## What you should do
Pictures do not belong in the copy, so please give every entry below again exactly.

——————

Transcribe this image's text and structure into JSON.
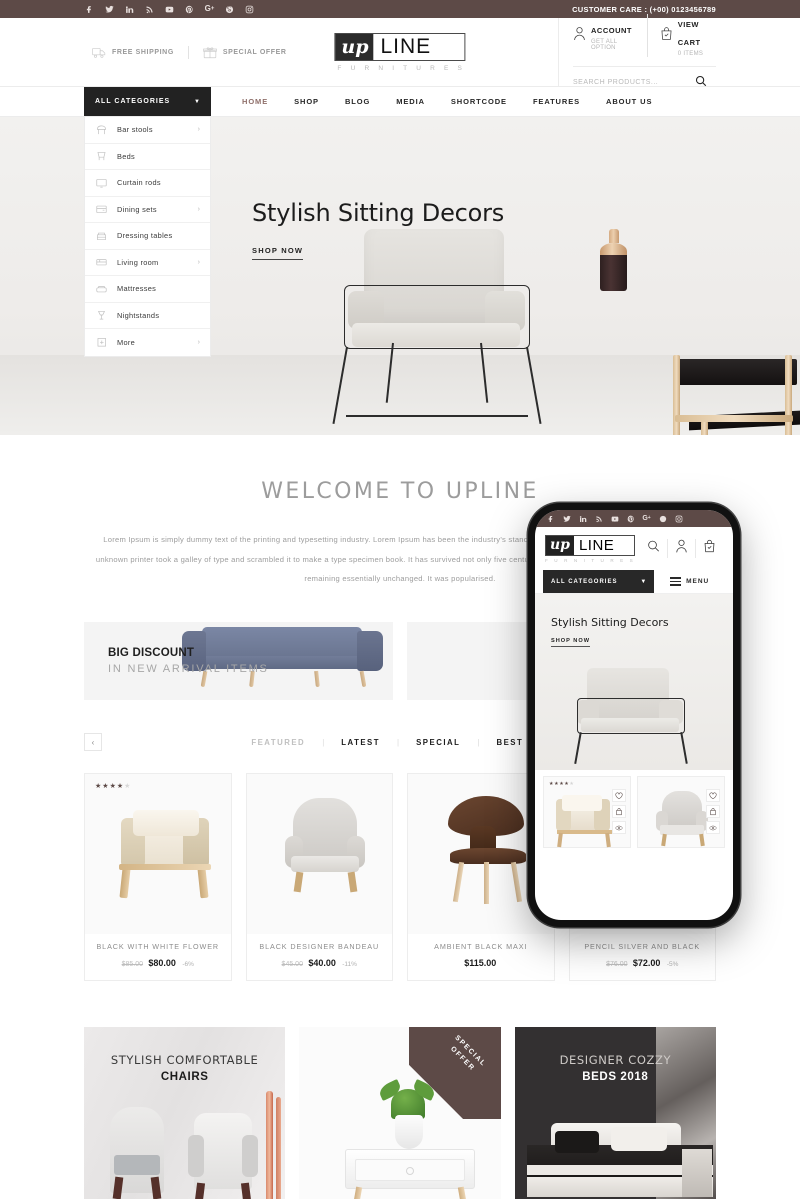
{
  "topbar": {
    "social": [
      {
        "name": "facebook-icon",
        "glyph": "f"
      },
      {
        "name": "twitter-icon",
        "glyph": "t"
      },
      {
        "name": "linkedin-icon",
        "glyph": "in"
      },
      {
        "name": "rss-icon",
        "glyph": "r"
      },
      {
        "name": "youtube-icon",
        "glyph": "y"
      },
      {
        "name": "pinterest-icon",
        "glyph": "p"
      },
      {
        "name": "google-plus-icon",
        "glyph": "G+"
      },
      {
        "name": "skype-icon",
        "glyph": "s"
      },
      {
        "name": "instagram-icon",
        "glyph": "i"
      }
    ],
    "customer_care": "CUSTOMER CARE : (+00) 0123456789",
    "bg_color": "#5d4a47"
  },
  "header": {
    "features": [
      {
        "icon": "truck-icon",
        "label": "FREE SHIPPING"
      },
      {
        "icon": "gift-icon",
        "label": "SPECIAL OFFER"
      }
    ],
    "logo": {
      "up": "up",
      "line": "LINE",
      "sub": "F U R N I T U R E S"
    },
    "account": {
      "title": "ACCOUNT",
      "sub": "GET ALL OPTION",
      "icon": "user-icon"
    },
    "cart": {
      "title": "VIEW CART",
      "sub": "0 ITEMS",
      "icon": "bag-icon"
    },
    "search": {
      "placeholder": "SEARCH PRODUCTS...",
      "value": "",
      "icon": "search-icon"
    }
  },
  "nav": {
    "categories_label": "ALL CATEGORIES",
    "items": [
      {
        "label": "HOME",
        "active": true
      },
      {
        "label": "SHOP",
        "active": false
      },
      {
        "label": "BLOG",
        "active": false
      },
      {
        "label": "MEDIA",
        "active": false
      },
      {
        "label": "SHORTCODE",
        "active": false
      },
      {
        "label": "FEATURES",
        "active": false
      },
      {
        "label": "ABOUT US",
        "active": false
      }
    ],
    "accent_color": "#8f6f6a"
  },
  "categories": [
    {
      "label": "Bar stools",
      "icon": "stool-icon",
      "arrow": true
    },
    {
      "label": "Beds",
      "icon": "bed-icon",
      "arrow": false
    },
    {
      "label": "Curtain rods",
      "icon": "curtain-icon",
      "arrow": false
    },
    {
      "label": "Dining sets",
      "icon": "dining-icon",
      "arrow": true
    },
    {
      "label": "Dressing tables",
      "icon": "dresser-icon",
      "arrow": false
    },
    {
      "label": "Living room",
      "icon": "sofa-icon",
      "arrow": true
    },
    {
      "label": "Mattresses",
      "icon": "mattress-icon",
      "arrow": false
    },
    {
      "label": "Nightstands",
      "icon": "lamp-icon",
      "arrow": false
    },
    {
      "label": "More",
      "icon": "plus-icon",
      "arrow": true
    }
  ],
  "hero": {
    "title": "Stylish Sitting Decors",
    "cta": "SHOP NOW"
  },
  "welcome": {
    "title": "WELCOME TO UPLINE",
    "paragraph": "Lorem Ipsum is simply dummy text of the printing and typesetting industry. Lorem Ipsum has been the industry's standard dummy text ever since the 1500s, when an unknown printer took a galley of type and scrambled it to make a type specimen book. It has survived not only five centuries, but also the leap into electronic typesetting, remaining essentially unchanged. It was popularised."
  },
  "promos": [
    {
      "title": "BIG DISCOUNT",
      "subtitle": "IN NEW ARRIVAL ITEMS"
    },
    {
      "title": "",
      "subtitle": ""
    }
  ],
  "product_tabs": {
    "prev_arrow": "‹",
    "separator": "|",
    "items": [
      {
        "label": "FEATURED",
        "active": false
      },
      {
        "label": "LATEST",
        "active": true
      },
      {
        "label": "SPECIAL",
        "active": true
      },
      {
        "label": "BEST SELLER",
        "active": true
      }
    ]
  },
  "products": [
    {
      "name": "BLACK WITH WHITE FLOWER",
      "old_price": "$85.00",
      "price": "$80.00",
      "discount": "-6%",
      "rating": 4,
      "max_rating": 5
    },
    {
      "name": "BLACK DESIGNER BANDEAU",
      "old_price": "$45.00",
      "price": "$40.00",
      "discount": "-11%",
      "rating": 0,
      "max_rating": 5
    },
    {
      "name": "AMBIENT BLACK MAXI",
      "old_price": "",
      "price": "$115.00",
      "discount": "",
      "rating": 0,
      "max_rating": 5
    },
    {
      "name": "PENCIL SILVER AND BLACK",
      "old_price": "$76.00",
      "price": "$72.00",
      "discount": "-5%",
      "rating": 0,
      "max_rating": 5
    }
  ],
  "banners": [
    {
      "line1": "STYLISH COMFORTABLE",
      "line2": "CHAIRS",
      "ribbon": ""
    },
    {
      "line1": "",
      "line2": "",
      "ribbon": "SPECIAL OFFER"
    },
    {
      "line1": "DESIGNER COZZY",
      "line2": "BEDS 2018",
      "ribbon": ""
    }
  ],
  "phone": {
    "categories_label": "ALL CATEGORIES",
    "menu_label": "MENU",
    "hero_title": "Stylish Sitting Decors",
    "hero_cta": "SHOP NOW",
    "logo": {
      "up": "up",
      "line": "LINE",
      "sub": "F U R N I T U R E S"
    },
    "icons": [
      {
        "name": "search-icon"
      },
      {
        "name": "user-icon"
      },
      {
        "name": "bag-icon"
      }
    ],
    "products": [
      {
        "rating": 4,
        "actions": [
          "heart-icon",
          "cart-icon",
          "eye-icon"
        ]
      },
      {
        "rating": 0,
        "actions": [
          "heart-icon",
          "cart-icon",
          "eye-icon"
        ]
      }
    ]
  }
}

——————

## Result for this exercise
Transcribe this image's text and structure into JSON.
{
  "topbar": {
    "social": [
      {
        "name": "facebook-icon",
        "glyph": "f"
      },
      {
        "name": "twitter-icon",
        "glyph": "t"
      },
      {
        "name": "linkedin-icon",
        "glyph": "in"
      },
      {
        "name": "rss-icon",
        "glyph": "r"
      },
      {
        "name": "youtube-icon",
        "glyph": "y"
      },
      {
        "name": "pinterest-icon",
        "glyph": "p"
      },
      {
        "name": "google-plus-icon",
        "glyph": "G+"
      },
      {
        "name": "skype-icon",
        "glyph": "s"
      },
      {
        "name": "instagram-icon",
        "glyph": "i"
      }
    ],
    "customer_care": "CUSTOMER CARE : (+00) 0123456789",
    "bg_color": "#5d4a47"
  },
  "header": {
    "features": [
      {
        "icon": "truck-icon",
        "label": "FREE SHIPPING"
      },
      {
        "icon": "gift-icon",
        "label": "SPECIAL OFFER"
      }
    ],
    "logo": {
      "up": "up",
      "line": "LINE",
      "sub": "F U R N I T U R E S"
    },
    "account": {
      "title": "ACCOUNT",
      "sub": "GET ALL OPTION",
      "icon": "user-icon"
    },
    "cart": {
      "title": "VIEW CART",
      "sub": "0 ITEMS",
      "icon": "bag-icon"
    },
    "search": {
      "placeholder": "SEARCH PRODUCTS...",
      "value": "",
      "icon": "search-icon"
    }
  },
  "nav": {
    "categories_label": "ALL CATEGORIES",
    "items": [
      {
        "label": "HOME",
        "active": true
      },
      {
        "label": "SHOP",
        "active": false
      },
      {
        "label": "BLOG",
        "active": false
      },
      {
        "label": "MEDIA",
        "active": false
      },
      {
        "label": "SHORTCODE",
        "active": false
      },
      {
        "label": "FEATURES",
        "active": false
      },
      {
        "label": "ABOUT US",
        "active": false
      }
    ],
    "accent_color": "#8f6f6a"
  },
  "categories": [
    {
      "label": "Bar stools",
      "icon": "stool-icon",
      "arrow": true
    },
    {
      "label": "Beds",
      "icon": "bed-icon",
      "arrow": false
    },
    {
      "label": "Curtain rods",
      "icon": "curtain-icon",
      "arrow": false
    },
    {
      "label": "Dining sets",
      "icon": "dining-icon",
      "arrow": true
    },
    {
      "label": "Dressing tables",
      "icon": "dresser-icon",
      "arrow": false
    },
    {
      "label": "Living room",
      "icon": "sofa-icon",
      "arrow": true
    },
    {
      "label": "Mattresses",
      "icon": "mattress-icon",
      "arrow": false
    },
    {
      "label": "Nightstands",
      "icon": "lamp-icon",
      "arrow": false
    },
    {
      "label": "More",
      "icon": "plus-icon",
      "arrow": true
    }
  ],
  "hero": {
    "title": "Stylish Sitting Decors",
    "cta": "SHOP NOW"
  },
  "welcome": {
    "title": "WELCOME TO UPLINE",
    "paragraph": "Lorem Ipsum is simply dummy text of the printing and typesetting industry. Lorem Ipsum has been the industry's standard dummy text ever since the 1500s, when an unknown printer took a galley of type and scrambled it to make a type specimen book. It has survived not only five centuries, but also the leap into electronic typesetting, remaining essentially unchanged. It was popularised."
  },
  "promos": [
    {
      "title": "BIG DISCOUNT",
      "subtitle": "IN NEW ARRIVAL ITEMS"
    },
    {
      "title": "",
      "subtitle": ""
    }
  ],
  "product_tabs": {
    "prev_arrow": "‹",
    "separator": "|",
    "items": [
      {
        "label": "FEATURED",
        "active": false
      },
      {
        "label": "LATEST",
        "active": true
      },
      {
        "label": "SPECIAL",
        "active": true
      },
      {
        "label": "BEST SELLER",
        "active": true
      }
    ]
  },
  "products": [
    {
      "name": "BLACK WITH WHITE FLOWER",
      "old_price": "$85.00",
      "price": "$80.00",
      "discount": "-6%",
      "rating": 4,
      "max_rating": 5
    },
    {
      "name": "BLACK DESIGNER BANDEAU",
      "old_price": "$45.00",
      "price": "$40.00",
      "discount": "-11%",
      "rating": 0,
      "max_rating": 5
    },
    {
      "name": "AMBIENT BLACK MAXI",
      "old_price": "",
      "price": "$115.00",
      "discount": "",
      "rating": 0,
      "max_rating": 5
    },
    {
      "name": "PENCIL SILVER AND BLACK",
      "old_price": "$76.00",
      "price": "$72.00",
      "discount": "-5%",
      "rating": 0,
      "max_rating": 5
    }
  ],
  "banners": [
    {
      "line1": "STYLISH COMFORTABLE",
      "line2": "CHAIRS",
      "ribbon": ""
    },
    {
      "line1": "",
      "line2": "",
      "ribbon": "SPECIAL OFFER"
    },
    {
      "line1": "DESIGNER COZZY",
      "line2": "BEDS 2018",
      "ribbon": ""
    }
  ],
  "phone": {
    "categories_label": "ALL CATEGORIES",
    "menu_label": "MENU",
    "hero_title": "Stylish Sitting Decors",
    "hero_cta": "SHOP NOW",
    "logo": {
      "up": "up",
      "line": "LINE",
      "sub": "F U R N I T U R E S"
    },
    "icons": [
      {
        "name": "search-icon"
      },
      {
        "name": "user-icon"
      },
      {
        "name": "bag-icon"
      }
    ],
    "products": [
      {
        "rating": 4,
        "actions": [
          "heart-icon",
          "cart-icon",
          "eye-icon"
        ]
      },
      {
        "rating": 0,
        "actions": [
          "heart-icon",
          "cart-icon",
          "eye-icon"
        ]
      }
    ]
  }
}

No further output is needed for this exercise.